## ITEMS:
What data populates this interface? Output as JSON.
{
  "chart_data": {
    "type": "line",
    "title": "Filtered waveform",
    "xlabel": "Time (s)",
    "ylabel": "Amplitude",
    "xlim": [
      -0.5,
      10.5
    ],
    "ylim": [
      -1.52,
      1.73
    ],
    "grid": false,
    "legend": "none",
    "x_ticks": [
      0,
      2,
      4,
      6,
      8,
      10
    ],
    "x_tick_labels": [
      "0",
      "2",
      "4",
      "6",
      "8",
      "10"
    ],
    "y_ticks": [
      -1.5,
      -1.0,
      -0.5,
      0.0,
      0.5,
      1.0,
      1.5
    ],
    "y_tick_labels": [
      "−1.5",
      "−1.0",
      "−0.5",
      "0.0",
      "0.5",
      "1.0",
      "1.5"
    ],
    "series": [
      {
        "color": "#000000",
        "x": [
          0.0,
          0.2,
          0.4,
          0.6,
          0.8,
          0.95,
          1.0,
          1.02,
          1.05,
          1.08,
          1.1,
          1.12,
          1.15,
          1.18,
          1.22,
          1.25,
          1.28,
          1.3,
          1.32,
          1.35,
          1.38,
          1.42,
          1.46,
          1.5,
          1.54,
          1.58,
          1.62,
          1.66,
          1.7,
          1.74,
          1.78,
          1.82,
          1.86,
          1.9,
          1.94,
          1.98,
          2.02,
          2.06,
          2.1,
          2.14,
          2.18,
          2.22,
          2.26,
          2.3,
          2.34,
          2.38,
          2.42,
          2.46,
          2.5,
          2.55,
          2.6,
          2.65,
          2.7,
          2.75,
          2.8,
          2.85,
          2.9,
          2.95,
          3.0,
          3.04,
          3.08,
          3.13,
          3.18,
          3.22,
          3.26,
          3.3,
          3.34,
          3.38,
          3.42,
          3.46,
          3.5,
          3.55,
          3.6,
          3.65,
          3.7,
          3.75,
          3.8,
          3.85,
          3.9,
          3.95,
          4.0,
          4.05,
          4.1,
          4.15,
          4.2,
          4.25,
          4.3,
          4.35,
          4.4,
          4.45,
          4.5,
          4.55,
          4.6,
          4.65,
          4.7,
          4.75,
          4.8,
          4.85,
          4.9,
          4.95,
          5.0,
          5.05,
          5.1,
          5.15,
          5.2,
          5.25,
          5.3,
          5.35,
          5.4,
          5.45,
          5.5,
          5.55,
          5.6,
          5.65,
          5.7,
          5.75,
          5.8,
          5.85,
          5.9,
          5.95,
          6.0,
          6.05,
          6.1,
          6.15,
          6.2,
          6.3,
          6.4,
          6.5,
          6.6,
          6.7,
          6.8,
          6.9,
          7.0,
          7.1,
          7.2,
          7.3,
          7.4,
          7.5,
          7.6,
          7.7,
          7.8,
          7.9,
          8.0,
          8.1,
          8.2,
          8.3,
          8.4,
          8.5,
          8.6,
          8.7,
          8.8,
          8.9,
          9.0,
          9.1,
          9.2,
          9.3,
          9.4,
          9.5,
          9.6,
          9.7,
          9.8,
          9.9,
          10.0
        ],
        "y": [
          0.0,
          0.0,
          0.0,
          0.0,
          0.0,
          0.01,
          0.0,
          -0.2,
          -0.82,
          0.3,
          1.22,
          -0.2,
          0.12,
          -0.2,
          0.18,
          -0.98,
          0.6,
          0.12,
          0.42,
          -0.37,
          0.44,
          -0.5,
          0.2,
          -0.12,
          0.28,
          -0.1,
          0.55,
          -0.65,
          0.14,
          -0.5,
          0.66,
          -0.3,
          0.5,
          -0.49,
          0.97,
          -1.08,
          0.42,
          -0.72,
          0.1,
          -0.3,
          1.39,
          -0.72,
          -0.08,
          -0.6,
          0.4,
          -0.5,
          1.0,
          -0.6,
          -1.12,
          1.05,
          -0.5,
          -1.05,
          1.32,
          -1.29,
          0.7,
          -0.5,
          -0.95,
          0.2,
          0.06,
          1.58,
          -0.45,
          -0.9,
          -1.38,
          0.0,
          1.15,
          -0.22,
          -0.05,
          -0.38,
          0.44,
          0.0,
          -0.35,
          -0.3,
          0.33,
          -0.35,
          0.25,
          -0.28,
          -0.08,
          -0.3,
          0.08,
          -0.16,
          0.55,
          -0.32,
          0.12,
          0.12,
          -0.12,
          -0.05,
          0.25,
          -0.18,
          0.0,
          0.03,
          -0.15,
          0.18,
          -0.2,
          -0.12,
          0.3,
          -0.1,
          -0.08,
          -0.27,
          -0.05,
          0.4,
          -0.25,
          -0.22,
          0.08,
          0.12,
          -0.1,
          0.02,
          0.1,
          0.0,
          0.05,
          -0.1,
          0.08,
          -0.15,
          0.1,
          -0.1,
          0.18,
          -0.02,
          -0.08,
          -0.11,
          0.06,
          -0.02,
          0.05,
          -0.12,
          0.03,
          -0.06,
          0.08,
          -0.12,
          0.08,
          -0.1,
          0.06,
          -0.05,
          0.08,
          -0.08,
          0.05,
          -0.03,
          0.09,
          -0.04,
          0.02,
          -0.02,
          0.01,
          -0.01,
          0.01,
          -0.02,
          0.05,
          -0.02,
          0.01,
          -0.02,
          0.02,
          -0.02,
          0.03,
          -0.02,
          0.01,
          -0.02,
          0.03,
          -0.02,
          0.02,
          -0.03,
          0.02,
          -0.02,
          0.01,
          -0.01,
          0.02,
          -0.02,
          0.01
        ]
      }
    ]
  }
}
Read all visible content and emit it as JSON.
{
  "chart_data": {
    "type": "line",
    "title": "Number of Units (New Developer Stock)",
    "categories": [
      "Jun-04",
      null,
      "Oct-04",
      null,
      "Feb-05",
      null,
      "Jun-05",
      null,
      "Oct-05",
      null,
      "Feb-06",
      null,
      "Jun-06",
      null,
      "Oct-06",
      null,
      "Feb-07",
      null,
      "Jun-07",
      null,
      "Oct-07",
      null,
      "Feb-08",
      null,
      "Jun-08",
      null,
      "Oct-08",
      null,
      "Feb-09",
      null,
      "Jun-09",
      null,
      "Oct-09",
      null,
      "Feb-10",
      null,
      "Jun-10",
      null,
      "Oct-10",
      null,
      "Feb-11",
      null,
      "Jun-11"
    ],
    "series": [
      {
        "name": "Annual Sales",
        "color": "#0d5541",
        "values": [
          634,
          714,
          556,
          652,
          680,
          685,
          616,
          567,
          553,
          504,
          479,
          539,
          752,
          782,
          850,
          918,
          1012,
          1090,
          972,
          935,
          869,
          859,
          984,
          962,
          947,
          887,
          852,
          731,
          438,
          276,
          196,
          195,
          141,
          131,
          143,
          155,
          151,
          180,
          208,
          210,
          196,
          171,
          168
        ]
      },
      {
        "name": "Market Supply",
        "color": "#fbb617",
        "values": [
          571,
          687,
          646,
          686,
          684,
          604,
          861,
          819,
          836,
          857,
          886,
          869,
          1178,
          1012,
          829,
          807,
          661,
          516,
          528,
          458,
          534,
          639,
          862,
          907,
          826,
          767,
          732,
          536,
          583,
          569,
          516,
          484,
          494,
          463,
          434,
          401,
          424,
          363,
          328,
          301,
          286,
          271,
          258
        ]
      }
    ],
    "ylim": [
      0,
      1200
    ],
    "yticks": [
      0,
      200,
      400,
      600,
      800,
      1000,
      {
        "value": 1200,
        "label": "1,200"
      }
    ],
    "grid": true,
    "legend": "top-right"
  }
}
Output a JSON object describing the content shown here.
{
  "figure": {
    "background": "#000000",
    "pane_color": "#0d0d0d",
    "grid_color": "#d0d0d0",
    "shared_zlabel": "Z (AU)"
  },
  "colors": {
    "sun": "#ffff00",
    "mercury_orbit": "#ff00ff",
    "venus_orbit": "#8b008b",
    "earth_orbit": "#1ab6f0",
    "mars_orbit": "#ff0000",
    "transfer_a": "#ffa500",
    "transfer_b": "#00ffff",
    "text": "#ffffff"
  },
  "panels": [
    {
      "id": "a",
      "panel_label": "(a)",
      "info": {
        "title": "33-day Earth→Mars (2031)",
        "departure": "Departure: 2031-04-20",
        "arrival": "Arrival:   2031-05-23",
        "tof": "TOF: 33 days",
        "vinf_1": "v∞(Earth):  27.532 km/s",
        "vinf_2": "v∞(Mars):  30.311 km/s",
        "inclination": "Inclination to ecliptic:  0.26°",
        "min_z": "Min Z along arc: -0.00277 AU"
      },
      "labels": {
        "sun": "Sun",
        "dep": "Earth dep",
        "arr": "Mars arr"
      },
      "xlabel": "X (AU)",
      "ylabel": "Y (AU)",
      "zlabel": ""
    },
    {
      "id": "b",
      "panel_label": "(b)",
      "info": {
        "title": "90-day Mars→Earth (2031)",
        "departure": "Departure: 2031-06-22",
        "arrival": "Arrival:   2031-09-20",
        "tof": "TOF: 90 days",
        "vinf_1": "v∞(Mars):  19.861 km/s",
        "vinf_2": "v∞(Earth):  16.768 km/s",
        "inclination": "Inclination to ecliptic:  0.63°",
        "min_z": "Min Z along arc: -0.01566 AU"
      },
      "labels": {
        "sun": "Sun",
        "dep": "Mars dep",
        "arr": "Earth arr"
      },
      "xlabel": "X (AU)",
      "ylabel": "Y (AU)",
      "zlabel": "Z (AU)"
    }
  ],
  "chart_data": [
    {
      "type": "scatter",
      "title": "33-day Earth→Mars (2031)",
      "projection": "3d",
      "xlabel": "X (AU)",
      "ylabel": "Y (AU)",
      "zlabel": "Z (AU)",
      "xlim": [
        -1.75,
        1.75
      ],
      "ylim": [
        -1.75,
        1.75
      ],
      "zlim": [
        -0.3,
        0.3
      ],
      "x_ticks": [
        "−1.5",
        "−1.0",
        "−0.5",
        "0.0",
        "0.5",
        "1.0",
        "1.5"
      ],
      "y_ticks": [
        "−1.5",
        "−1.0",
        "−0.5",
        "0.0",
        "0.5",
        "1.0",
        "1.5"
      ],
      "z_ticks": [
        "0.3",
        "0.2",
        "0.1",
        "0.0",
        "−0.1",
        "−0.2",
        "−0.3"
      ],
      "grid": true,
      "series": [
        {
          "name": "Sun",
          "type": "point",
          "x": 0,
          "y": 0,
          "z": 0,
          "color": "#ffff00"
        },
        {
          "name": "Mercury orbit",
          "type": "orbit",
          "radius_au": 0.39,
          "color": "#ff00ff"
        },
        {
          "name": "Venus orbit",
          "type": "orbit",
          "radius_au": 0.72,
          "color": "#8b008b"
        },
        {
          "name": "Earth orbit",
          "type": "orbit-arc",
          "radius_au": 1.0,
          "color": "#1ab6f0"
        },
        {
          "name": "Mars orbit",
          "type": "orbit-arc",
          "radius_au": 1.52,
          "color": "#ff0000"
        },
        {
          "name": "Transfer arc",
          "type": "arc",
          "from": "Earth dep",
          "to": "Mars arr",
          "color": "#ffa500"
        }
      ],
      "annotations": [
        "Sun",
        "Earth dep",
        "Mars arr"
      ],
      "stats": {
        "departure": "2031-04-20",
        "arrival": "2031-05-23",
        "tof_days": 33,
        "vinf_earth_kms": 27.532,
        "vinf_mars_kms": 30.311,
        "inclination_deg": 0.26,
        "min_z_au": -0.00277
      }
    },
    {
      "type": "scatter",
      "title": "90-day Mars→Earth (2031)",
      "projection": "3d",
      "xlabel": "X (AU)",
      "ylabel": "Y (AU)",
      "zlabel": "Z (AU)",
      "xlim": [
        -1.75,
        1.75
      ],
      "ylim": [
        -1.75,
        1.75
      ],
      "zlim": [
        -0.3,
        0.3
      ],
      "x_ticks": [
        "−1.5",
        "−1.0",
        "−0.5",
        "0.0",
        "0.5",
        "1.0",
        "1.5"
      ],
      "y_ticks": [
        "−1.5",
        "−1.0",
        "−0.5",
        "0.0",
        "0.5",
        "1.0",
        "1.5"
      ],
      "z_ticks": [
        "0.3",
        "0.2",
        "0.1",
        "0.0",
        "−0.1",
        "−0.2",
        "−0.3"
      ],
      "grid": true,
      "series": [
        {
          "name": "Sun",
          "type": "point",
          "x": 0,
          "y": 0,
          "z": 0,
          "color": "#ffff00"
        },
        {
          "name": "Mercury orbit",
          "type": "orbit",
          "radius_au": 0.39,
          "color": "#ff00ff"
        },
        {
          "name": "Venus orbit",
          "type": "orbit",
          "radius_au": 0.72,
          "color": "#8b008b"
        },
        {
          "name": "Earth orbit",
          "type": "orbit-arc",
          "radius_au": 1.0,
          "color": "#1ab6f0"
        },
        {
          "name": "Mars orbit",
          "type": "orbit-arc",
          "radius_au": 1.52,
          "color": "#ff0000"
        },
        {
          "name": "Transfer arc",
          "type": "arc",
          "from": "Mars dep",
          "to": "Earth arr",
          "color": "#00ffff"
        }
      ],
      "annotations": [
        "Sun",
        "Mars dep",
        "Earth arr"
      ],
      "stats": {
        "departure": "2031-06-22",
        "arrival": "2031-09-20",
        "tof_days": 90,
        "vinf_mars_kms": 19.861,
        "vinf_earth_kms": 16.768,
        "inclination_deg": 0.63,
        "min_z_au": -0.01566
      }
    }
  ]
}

## GOAL:
Count every line in the preceding entries where the string "arrival" appears, then state only the total.

## REPLY TO THE EXERCISE:
4